**WHAT TO PRODUCE**:
Lines containing the word "Undécimo" are to be located and copied.

**SUPPLIED INFORMATION**:
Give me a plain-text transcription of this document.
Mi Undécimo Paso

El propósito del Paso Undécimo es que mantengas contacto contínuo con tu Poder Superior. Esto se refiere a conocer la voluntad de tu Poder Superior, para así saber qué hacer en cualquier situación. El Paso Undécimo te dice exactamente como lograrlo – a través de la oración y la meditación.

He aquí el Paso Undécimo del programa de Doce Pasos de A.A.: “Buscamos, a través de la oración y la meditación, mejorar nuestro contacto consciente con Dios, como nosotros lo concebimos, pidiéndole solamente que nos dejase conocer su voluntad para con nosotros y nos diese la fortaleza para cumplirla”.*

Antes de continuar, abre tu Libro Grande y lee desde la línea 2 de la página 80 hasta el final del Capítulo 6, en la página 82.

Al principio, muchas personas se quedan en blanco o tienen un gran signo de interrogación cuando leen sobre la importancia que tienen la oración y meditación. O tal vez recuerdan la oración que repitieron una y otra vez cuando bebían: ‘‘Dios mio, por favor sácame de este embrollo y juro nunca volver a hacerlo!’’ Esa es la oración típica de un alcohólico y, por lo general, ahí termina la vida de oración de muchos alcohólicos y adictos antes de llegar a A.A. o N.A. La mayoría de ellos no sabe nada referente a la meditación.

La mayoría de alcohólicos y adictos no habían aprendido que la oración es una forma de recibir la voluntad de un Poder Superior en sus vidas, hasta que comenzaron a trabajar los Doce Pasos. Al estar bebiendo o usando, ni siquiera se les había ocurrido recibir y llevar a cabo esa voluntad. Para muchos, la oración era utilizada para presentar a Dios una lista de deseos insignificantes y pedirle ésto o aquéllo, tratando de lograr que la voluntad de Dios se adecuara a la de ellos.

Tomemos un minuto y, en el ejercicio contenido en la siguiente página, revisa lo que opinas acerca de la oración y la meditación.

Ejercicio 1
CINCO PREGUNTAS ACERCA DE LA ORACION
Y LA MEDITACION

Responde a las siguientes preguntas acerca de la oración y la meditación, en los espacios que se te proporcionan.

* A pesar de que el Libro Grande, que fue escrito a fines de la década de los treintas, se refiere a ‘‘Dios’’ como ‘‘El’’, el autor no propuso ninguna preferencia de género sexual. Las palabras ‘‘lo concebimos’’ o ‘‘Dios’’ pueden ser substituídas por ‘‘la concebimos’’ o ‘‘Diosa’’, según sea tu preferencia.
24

**WORKED SOLUTION**:
Mi Undécimo Paso
El propósito del Paso Undécimo es que mantengas contacto contínuo con tu Poder Superior. Esto se refiere a conocer la voluntad de tu Poder Superior, para así saber qué hacer en cualquier situación. El Paso Undécimo te dice exactamente como lograrlo – a través de la oración y la meditación.
He aquí el Paso Undécimo del programa de Doce Pasos de A.A.: “Buscamos, a través de la oración y la meditación, mejorar nuestro contacto consciente con Dios, como nosotros lo concebimos, pidiéndole solamente que nos dejase conocer su voluntad para con nosotros y nos diese la fortaleza para cumplirla”.*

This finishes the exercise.